───── Record extracts

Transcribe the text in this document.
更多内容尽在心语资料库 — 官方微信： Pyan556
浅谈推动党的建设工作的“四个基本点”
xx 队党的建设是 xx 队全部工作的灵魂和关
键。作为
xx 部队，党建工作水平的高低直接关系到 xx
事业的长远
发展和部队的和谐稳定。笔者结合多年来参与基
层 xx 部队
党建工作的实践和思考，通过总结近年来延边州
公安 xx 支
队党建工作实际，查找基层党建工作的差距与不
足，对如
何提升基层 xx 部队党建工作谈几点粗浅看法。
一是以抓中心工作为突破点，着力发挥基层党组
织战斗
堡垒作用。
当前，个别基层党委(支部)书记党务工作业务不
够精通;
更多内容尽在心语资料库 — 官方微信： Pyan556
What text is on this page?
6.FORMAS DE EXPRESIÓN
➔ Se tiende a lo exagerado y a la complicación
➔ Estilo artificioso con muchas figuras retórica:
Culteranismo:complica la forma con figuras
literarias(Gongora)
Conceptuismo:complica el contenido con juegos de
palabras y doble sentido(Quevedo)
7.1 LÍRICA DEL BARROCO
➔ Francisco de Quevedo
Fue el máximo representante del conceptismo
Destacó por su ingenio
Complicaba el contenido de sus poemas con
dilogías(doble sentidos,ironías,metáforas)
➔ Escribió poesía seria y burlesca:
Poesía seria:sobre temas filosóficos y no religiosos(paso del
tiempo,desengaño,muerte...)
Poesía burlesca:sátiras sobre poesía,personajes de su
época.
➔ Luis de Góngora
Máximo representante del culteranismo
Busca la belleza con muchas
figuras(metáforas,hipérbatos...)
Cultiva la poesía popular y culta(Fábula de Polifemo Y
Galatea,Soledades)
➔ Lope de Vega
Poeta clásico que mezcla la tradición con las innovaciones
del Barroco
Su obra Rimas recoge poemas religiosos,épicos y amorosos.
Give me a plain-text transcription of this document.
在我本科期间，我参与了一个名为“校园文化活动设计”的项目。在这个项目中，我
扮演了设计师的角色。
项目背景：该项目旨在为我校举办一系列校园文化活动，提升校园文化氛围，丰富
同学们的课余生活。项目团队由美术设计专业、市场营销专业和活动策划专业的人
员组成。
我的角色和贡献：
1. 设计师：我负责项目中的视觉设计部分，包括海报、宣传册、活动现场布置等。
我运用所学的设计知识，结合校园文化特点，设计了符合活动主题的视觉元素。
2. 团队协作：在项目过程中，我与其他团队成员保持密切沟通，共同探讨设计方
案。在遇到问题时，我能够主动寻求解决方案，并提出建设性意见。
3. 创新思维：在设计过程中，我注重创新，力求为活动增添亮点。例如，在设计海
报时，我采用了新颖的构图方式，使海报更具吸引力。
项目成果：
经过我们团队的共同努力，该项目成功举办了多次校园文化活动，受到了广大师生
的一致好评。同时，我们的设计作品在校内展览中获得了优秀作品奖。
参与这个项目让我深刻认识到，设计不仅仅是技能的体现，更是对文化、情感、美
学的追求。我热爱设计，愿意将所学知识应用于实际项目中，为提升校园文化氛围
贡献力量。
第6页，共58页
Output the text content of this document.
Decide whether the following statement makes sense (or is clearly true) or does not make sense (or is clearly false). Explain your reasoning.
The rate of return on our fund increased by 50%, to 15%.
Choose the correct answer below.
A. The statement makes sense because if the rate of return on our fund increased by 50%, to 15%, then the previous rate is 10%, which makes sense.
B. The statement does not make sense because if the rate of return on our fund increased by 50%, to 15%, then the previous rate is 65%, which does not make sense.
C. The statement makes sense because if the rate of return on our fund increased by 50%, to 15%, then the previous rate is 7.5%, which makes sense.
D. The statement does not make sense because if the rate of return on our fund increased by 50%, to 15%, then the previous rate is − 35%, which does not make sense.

──────────

> _Aim_
Search the records for the word "metáforas" and copy every line where it occurs.

> _Written reply_
dilogías(doble sentidos,ironías,metáforas)
figuras(metáforas,hipérbatos...)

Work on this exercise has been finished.